-- START RECORDS FOR THE TASK --

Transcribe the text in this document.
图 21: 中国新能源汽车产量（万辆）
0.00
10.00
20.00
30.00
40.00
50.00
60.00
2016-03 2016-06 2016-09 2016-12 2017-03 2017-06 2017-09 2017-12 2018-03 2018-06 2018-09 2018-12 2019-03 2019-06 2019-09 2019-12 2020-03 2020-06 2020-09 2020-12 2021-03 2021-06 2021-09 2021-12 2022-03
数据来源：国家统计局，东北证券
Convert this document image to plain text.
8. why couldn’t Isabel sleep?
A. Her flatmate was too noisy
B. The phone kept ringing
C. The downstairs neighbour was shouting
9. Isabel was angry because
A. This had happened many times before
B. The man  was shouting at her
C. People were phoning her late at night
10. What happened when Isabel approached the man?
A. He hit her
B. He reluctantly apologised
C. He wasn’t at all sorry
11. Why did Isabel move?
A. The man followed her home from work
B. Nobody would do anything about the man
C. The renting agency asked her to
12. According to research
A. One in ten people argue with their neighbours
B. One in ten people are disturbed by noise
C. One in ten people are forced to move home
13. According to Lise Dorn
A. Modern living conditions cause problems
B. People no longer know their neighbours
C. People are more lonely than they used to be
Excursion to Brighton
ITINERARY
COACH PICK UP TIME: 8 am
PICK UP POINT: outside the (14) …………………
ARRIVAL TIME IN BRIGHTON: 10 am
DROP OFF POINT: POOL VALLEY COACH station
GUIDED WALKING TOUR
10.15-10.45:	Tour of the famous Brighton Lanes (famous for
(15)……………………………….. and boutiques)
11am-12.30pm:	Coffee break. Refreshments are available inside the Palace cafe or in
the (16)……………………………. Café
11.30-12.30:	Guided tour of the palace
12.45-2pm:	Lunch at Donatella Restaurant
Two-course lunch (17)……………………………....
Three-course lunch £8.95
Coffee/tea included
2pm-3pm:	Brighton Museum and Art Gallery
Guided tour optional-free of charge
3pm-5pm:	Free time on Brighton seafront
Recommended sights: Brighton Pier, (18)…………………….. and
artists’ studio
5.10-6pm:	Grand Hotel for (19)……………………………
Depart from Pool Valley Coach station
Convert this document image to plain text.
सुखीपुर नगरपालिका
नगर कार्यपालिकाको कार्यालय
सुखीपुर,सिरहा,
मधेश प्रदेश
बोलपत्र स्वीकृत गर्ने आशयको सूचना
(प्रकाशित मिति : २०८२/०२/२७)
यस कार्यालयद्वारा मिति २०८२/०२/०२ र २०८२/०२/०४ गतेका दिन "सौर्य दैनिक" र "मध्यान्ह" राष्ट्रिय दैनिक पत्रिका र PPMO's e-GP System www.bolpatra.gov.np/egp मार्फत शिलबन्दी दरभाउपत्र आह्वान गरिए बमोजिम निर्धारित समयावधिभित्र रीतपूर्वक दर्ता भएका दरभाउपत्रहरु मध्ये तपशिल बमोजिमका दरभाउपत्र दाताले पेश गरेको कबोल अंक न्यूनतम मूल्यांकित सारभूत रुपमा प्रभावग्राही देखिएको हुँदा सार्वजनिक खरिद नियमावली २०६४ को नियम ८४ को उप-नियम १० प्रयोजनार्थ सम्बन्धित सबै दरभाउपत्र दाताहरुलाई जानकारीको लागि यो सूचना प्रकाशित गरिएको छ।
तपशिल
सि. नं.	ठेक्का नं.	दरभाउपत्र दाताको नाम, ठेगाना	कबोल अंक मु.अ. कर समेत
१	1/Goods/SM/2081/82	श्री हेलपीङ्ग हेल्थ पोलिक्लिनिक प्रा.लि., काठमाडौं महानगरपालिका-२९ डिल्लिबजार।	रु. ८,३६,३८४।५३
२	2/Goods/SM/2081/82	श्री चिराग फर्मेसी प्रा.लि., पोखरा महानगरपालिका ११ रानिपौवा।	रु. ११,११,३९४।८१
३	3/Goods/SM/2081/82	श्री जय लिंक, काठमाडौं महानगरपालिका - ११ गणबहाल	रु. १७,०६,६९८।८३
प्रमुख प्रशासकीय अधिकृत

-- END RECORDS FOR THE TASK --

THE TASK | Reproduce every line above without error.

COMPLETE RESPONSE |
Transcribe the text in this document.
图 21: 中国新能源汽车产量（万辆）
0.00
10.00
20.00
30.00
40.00
50.00
60.00
2016-03 2016-06 2016-09 2016-12 2017-03 2017-06 2017-09 2017-12 2018-03 2018-06 2018-09 2018-12 2019-03 2019-06 2019-09 2019-12 2020-03 2020-06 2020-09 2020-12 2021-03 2021-06 2021-09 2021-12 2022-03
数据来源：国家统计局，东北证券
Convert this document image to plain text.
8. why couldn’t Isabel sleep?
A. Her flatmate was too noisy
B. The phone kept ringing
C. The downstairs neighbour was shouting
9. Isabel was angry because
A. This had happened many times before
B. The man  was shouting at her
C. People were phoning her late at night
10. What happened when Isabel approached the man?
A. He hit her
B. He reluctantly apologised
C. He wasn’t at all sorry
11. Why did Isabel move?
A. The man followed her home from work
B. Nobody would do anything about the man
C. The renting agency asked her to
12. According to research
A. One in ten people argue with their neighbours
B. One in ten people are disturbed by noise
C. One in ten people are forced to move home
13. According to Lise Dorn
A. Modern living conditions cause problems
B. People no longer know their neighbours
C. People are more lonely than they used to be
Excursion to Brighton
ITINERARY
COACH PICK UP TIME: 8 am
PICK UP POINT: outside the (14) …………………
ARRIVAL TIME IN BRIGHTON: 10 am
DROP OFF POINT: POOL VALLEY COACH station
GUIDED WALKING TOUR
10.15-10.45:	Tour of the famous Brighton Lanes (famous for
(15)……………………………….. and boutiques)
11am-12.30pm:	Coffee break. Refreshments are available inside the Palace cafe or in
the (16)……………………………. Café
11.30-12.30:	Guided tour of the palace
12.45-2pm:	Lunch at Donatella Restaurant
Two-course lunch (17)……………………………....
Three-course lunch £8.95
Coffee/tea included
2pm-3pm:	Brighton Museum and Art Gallery
Guided tour optional-free of charge
3pm-5pm:	Free time on Brighton seafront
Recommended sights: Brighton Pier, (18)…………………….. and
artists’ studio
5.10-6pm:	Grand Hotel for (19)……………………………
Depart from Pool Valley Coach station
Convert this document image to plain text.
सुखीपुर नगरपालिका
नगर कार्यपालिकाको कार्यालय
सुखीपुर,सिरहा,
मधेश प्रदेश
बोलपत्र स्वीकृत गर्ने आशयको सूचना
(प्रकाशित मिति : २०८२/०२/२७)
यस कार्यालयद्वारा मिति २०८२/०२/०२ र २०८२/०२/०४ गतेका दिन "सौर्य दैनिक" र "मध्यान्ह" राष्ट्रिय दैनिक पत्रिका र PPMO's e-GP System www.bolpatra.gov.np/egp मार्फत शिलबन्दी दरभाउपत्र आह्वान गरिए बमोजिम निर्धारित समयावधिभित्र रीतपूर्वक दर्ता भएका दरभाउपत्रहरु मध्ये तपशिल बमोजिमका दरभाउपत्र दाताले पेश गरेको कबोल अंक न्यूनतम मूल्यांकित सारभूत रुपमा प्रभावग्राही देखिएको हुँदा सार्वजनिक खरिद नियमावली २०६४ को नियम ८४ को उप-नियम १० प्रयोजनार्थ सम्बन्धित सबै दरभाउपत्र दाताहरुलाई जानकारीको लागि यो सूचना प्रकाशित गरिएको छ।
तपशिल
सि. नं.	ठेक्का नं.	दरभाउपत्र दाताको नाम, ठेगाना	कबोल अंक मु.अ. कर समेत
१	1/Goods/SM/2081/82	श्री हेलपीङ्ग हेल्थ पोलिक्लिनिक प्रा.लि., काठमाडौं महानगरपालिका-२९ डिल्लिबजार।	रु. ८,३६,३८४।५३
२	2/Goods/SM/2081/82	श्री चिराग फर्मेसी प्रा.लि., पोखरा महानगरपालिका ११ रानिपौवा।	रु. ११,११,३९४।८१
३	3/Goods/SM/2081/82	श्री जय लिंक, काठमाडौं महानगरपालिका - ११ गणबहाल	रु. १७,०६,६९८।८३
प्रमुख प्रशासकीय अधिकृत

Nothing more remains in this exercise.